- Task prompt: Show every line below where "starts" appears.

- Data listing:

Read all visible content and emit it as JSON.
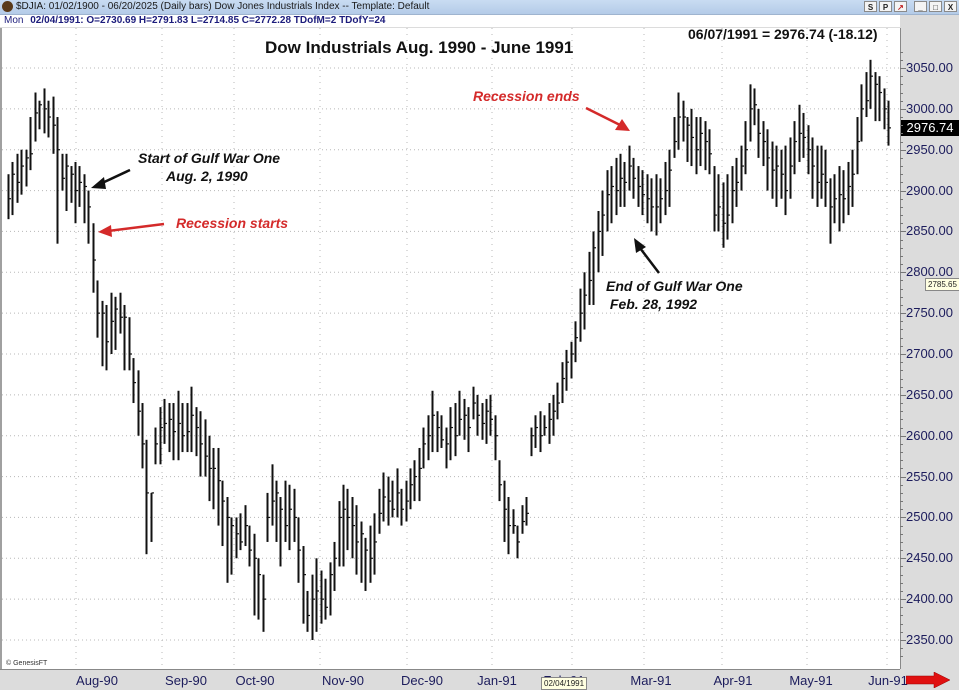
{
  "window": {
    "title": "$DJIA:  01/02/1900 - 06/20/2025  (Daily bars)   Dow Jones Industrials Index  --  Template: Default",
    "buttons": [
      "S",
      "P",
      "↗",
      "_",
      "□",
      "X"
    ]
  },
  "infobar": {
    "day": "Mon",
    "text": "02/04/1991:  O=2730.69  H=2791.83  L=2714.85  C=2772.28  TDofM=2  TDofY=24"
  },
  "chart_title": "Dow Industrials Aug. 1990 - June 1991",
  "last_info": "06/07/1991 = 2976.74 (-18.12)",
  "last_price_tag": "2976.74",
  "cursor_price_tag": "2785.65",
  "cursor_date_tag": "02/04/1991",
  "copyright": "© GenesisFT",
  "annotations": [
    {
      "id": "gulf-war-start",
      "lines": [
        "Start of Gulf War One",
        "Aug. 2, 1990"
      ],
      "color": "black"
    },
    {
      "id": "recession-starts",
      "lines": [
        "Recession starts"
      ],
      "color": "red"
    },
    {
      "id": "recession-ends",
      "lines": [
        "Recession ends"
      ],
      "color": "red"
    },
    {
      "id": "gulf-war-end",
      "lines": [
        "End of Gulf War One",
        " Feb. 28, 1992"
      ],
      "color": "black"
    }
  ],
  "colors": {
    "bars": "#111111",
    "annotation_red": "#d42a2a",
    "axis_text": "#1c1c5c",
    "last_price_bg": "#000000",
    "scroll_arrow": "#e01010"
  },
  "chart_data": {
    "type": "ohlc",
    "title": "Dow Industrials Aug. 1990 - June 1991",
    "xlabel": "",
    "ylabel": "",
    "ylim": [
      2320,
      3080
    ],
    "grid": true,
    "y_ticks": [
      3050,
      3000,
      2950,
      2900,
      2850,
      2800,
      2750,
      2700,
      2650,
      2600,
      2550,
      2500,
      2450,
      2400,
      2350
    ],
    "x_ticks": [
      "Aug-90",
      "Sep-90",
      "Oct-90",
      "Nov-90",
      "Dec-90",
      "Jan-91",
      "Feb-91",
      "Mar-91",
      "Apr-91",
      "May-91",
      "Jun-91"
    ],
    "bars_hlc": [
      [
        2920,
        2865,
        2890
      ],
      [
        2935,
        2870,
        2920
      ],
      [
        2945,
        2885,
        2910
      ],
      [
        2950,
        2895,
        2930
      ],
      [
        2950,
        2905,
        2940
      ],
      [
        2990,
        2925,
        2945
      ],
      [
        3020,
        2960,
        2995
      ],
      [
        3010,
        2975,
        3005
      ],
      [
        3025,
        2970,
        3000
      ],
      [
        3010,
        2965,
        2990
      ],
      [
        3015,
        2945,
        2980
      ],
      [
        2990,
        2835,
        2950
      ],
      [
        2945,
        2900,
        2915
      ],
      [
        2945,
        2875,
        2930
      ],
      [
        2930,
        2885,
        2920
      ],
      [
        2935,
        2860,
        2900
      ],
      [
        2930,
        2880,
        2910
      ],
      [
        2920,
        2860,
        2905
      ],
      [
        2900,
        2835,
        2880
      ],
      [
        2860,
        2775,
        2815
      ],
      [
        2790,
        2720,
        2750
      ],
      [
        2765,
        2685,
        2750
      ],
      [
        2760,
        2680,
        2715
      ],
      [
        2775,
        2700,
        2740
      ],
      [
        2770,
        2705,
        2755
      ],
      [
        2775,
        2725,
        2745
      ],
      [
        2760,
        2680,
        2745
      ],
      [
        2745,
        2680,
        2700
      ],
      [
        2695,
        2640,
        2665
      ],
      [
        2680,
        2600,
        2630
      ],
      [
        2640,
        2560,
        2590
      ],
      [
        2595,
        2455,
        2530
      ],
      [
        2530,
        2470,
        2530
      ],
      [
        2610,
        2565,
        2590
      ],
      [
        2635,
        2565,
        2610
      ],
      [
        2645,
        2590,
        2615
      ],
      [
        2640,
        2580,
        2620
      ],
      [
        2640,
        2570,
        2605
      ],
      [
        2655,
        2570,
        2615
      ],
      [
        2640,
        2580,
        2600
      ],
      [
        2640,
        2580,
        2605
      ],
      [
        2660,
        2580,
        2625
      ],
      [
        2635,
        2575,
        2610
      ],
      [
        2630,
        2550,
        2590
      ],
      [
        2620,
        2550,
        2575
      ],
      [
        2600,
        2520,
        2560
      ],
      [
        2585,
        2510,
        2560
      ],
      [
        2585,
        2490,
        2545
      ],
      [
        2545,
        2465,
        2520
      ],
      [
        2525,
        2420,
        2500
      ],
      [
        2500,
        2430,
        2490
      ],
      [
        2500,
        2450,
        2480
      ],
      [
        2505,
        2460,
        2470
      ],
      [
        2515,
        2465,
        2490
      ],
      [
        2490,
        2440,
        2460
      ],
      [
        2480,
        2380,
        2450
      ],
      [
        2450,
        2375,
        2430
      ],
      [
        2430,
        2360,
        2400
      ],
      [
        2530,
        2470,
        2500
      ],
      [
        2565,
        2490,
        2520
      ],
      [
        2545,
        2470,
        2530
      ],
      [
        2525,
        2440,
        2510
      ],
      [
        2545,
        2470,
        2490
      ],
      [
        2540,
        2460,
        2510
      ],
      [
        2535,
        2470,
        2500
      ],
      [
        2500,
        2420,
        2460
      ],
      [
        2465,
        2370,
        2430
      ],
      [
        2410,
        2360,
        2380
      ],
      [
        2430,
        2350,
        2400
      ],
      [
        2450,
        2360,
        2410
      ],
      [
        2435,
        2370,
        2400
      ],
      [
        2425,
        2375,
        2390
      ],
      [
        2445,
        2380,
        2430
      ],
      [
        2470,
        2410,
        2450
      ],
      [
        2520,
        2440,
        2500
      ],
      [
        2540,
        2440,
        2510
      ],
      [
        2535,
        2460,
        2500
      ],
      [
        2525,
        2450,
        2490
      ],
      [
        2515,
        2430,
        2470
      ],
      [
        2495,
        2420,
        2480
      ],
      [
        2475,
        2410,
        2460
      ],
      [
        2490,
        2420,
        2450
      ],
      [
        2505,
        2430,
        2470
      ],
      [
        2535,
        2480,
        2505
      ],
      [
        2555,
        2495,
        2525
      ],
      [
        2550,
        2490,
        2520
      ],
      [
        2545,
        2500,
        2510
      ],
      [
        2560,
        2500,
        2530
      ],
      [
        2535,
        2490,
        2510
      ],
      [
        2545,
        2495,
        2520
      ],
      [
        2560,
        2510,
        2540
      ],
      [
        2570,
        2520,
        2550
      ],
      [
        2585,
        2520,
        2560
      ],
      [
        2610,
        2560,
        2590
      ],
      [
        2625,
        2570,
        2600
      ],
      [
        2655,
        2580,
        2625
      ],
      [
        2630,
        2580,
        2610
      ],
      [
        2625,
        2585,
        2595
      ],
      [
        2610,
        2560,
        2590
      ],
      [
        2635,
        2570,
        2610
      ],
      [
        2640,
        2575,
        2600
      ],
      [
        2655,
        2600,
        2620
      ],
      [
        2645,
        2595,
        2625
      ],
      [
        2635,
        2580,
        2610
      ],
      [
        2660,
        2620,
        2640
      ],
      [
        2650,
        2600,
        2625
      ],
      [
        2640,
        2595,
        2615
      ],
      [
        2645,
        2590,
        2630
      ],
      [
        2650,
        2600,
        2620
      ],
      [
        2625,
        2570,
        2600
      ],
      [
        2570,
        2520,
        2540
      ],
      [
        2545,
        2470,
        2510
      ],
      [
        2525,
        2455,
        2490
      ],
      [
        2510,
        2480,
        2490
      ],
      [
        2490,
        2450,
        2470
      ],
      [
        2515,
        2480,
        2495
      ],
      [
        2525,
        2490,
        2505
      ],
      [
        2610,
        2575,
        2600
      ],
      [
        2625,
        2585,
        2610
      ],
      [
        2630,
        2580,
        2600
      ],
      [
        2625,
        2600,
        2610
      ],
      [
        2640,
        2590,
        2620
      ],
      [
        2650,
        2600,
        2630
      ],
      [
        2665,
        2620,
        2640
      ],
      [
        2690,
        2640,
        2670
      ],
      [
        2705,
        2655,
        2690
      ],
      [
        2715,
        2670,
        2700
      ],
      [
        2740,
        2690,
        2720
      ],
      [
        2780,
        2715,
        2750
      ],
      [
        2800,
        2730,
        2772
      ],
      [
        2825,
        2760,
        2790
      ],
      [
        2850,
        2760,
        2830
      ],
      [
        2875,
        2800,
        2850
      ],
      [
        2900,
        2820,
        2870
      ],
      [
        2925,
        2850,
        2895
      ],
      [
        2930,
        2860,
        2905
      ],
      [
        2940,
        2870,
        2900
      ],
      [
        2945,
        2880,
        2915
      ],
      [
        2935,
        2880,
        2910
      ],
      [
        2955,
        2900,
        2930
      ],
      [
        2940,
        2890,
        2915
      ],
      [
        2930,
        2880,
        2905
      ],
      [
        2925,
        2870,
        2895
      ],
      [
        2920,
        2860,
        2890
      ],
      [
        2915,
        2850,
        2880
      ],
      [
        2920,
        2845,
        2880
      ],
      [
        2915,
        2860,
        2890
      ],
      [
        2935,
        2870,
        2900
      ],
      [
        2950,
        2880,
        2925
      ],
      [
        2990,
        2940,
        2960
      ],
      [
        3020,
        2950,
        2990
      ],
      [
        3010,
        2960,
        2990
      ],
      [
        2990,
        2935,
        2980
      ],
      [
        3000,
        2930,
        2965
      ],
      [
        2990,
        2920,
        2950
      ],
      [
        2990,
        2930,
        2970
      ],
      [
        2985,
        2925,
        2960
      ],
      [
        2975,
        2920,
        2945
      ],
      [
        2930,
        2850,
        2870
      ],
      [
        2920,
        2850,
        2880
      ],
      [
        2910,
        2830,
        2860
      ],
      [
        2920,
        2840,
        2870
      ],
      [
        2930,
        2860,
        2900
      ],
      [
        2940,
        2880,
        2910
      ],
      [
        2955,
        2900,
        2930
      ],
      [
        2985,
        2920,
        2950
      ],
      [
        3030,
        2960,
        3000
      ],
      [
        3025,
        2980,
        3005
      ],
      [
        3000,
        2940,
        2970
      ],
      [
        2985,
        2930,
        2960
      ],
      [
        2975,
        2900,
        2940
      ],
      [
        2960,
        2890,
        2925
      ],
      [
        2955,
        2880,
        2930
      ],
      [
        2950,
        2890,
        2920
      ],
      [
        2955,
        2870,
        2900
      ],
      [
        2965,
        2890,
        2930
      ],
      [
        2985,
        2920,
        2960
      ],
      [
        3005,
        2935,
        2970
      ],
      [
        2995,
        2940,
        2965
      ],
      [
        2980,
        2920,
        2950
      ],
      [
        2965,
        2890,
        2930
      ],
      [
        2955,
        2880,
        2910
      ],
      [
        2955,
        2890,
        2920
      ],
      [
        2950,
        2880,
        2910
      ],
      [
        2915,
        2835,
        2880
      ],
      [
        2920,
        2860,
        2890
      ],
      [
        2930,
        2850,
        2895
      ],
      [
        2925,
        2860,
        2890
      ],
      [
        2935,
        2870,
        2905
      ],
      [
        2950,
        2880,
        2920
      ],
      [
        2990,
        2920,
        2960
      ],
      [
        3030,
        2960,
        3000
      ],
      [
        3045,
        2990,
        3010
      ],
      [
        3060,
        3000,
        3040
      ],
      [
        3045,
        2985,
        3030
      ],
      [
        3040,
        2985,
        3020
      ],
      [
        3025,
        2975,
        3000
      ],
      [
        3010,
        2955,
        2976.74
      ]
    ]
  }
}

- Task answer:
      "id": "recession-starts",
        "Recession starts"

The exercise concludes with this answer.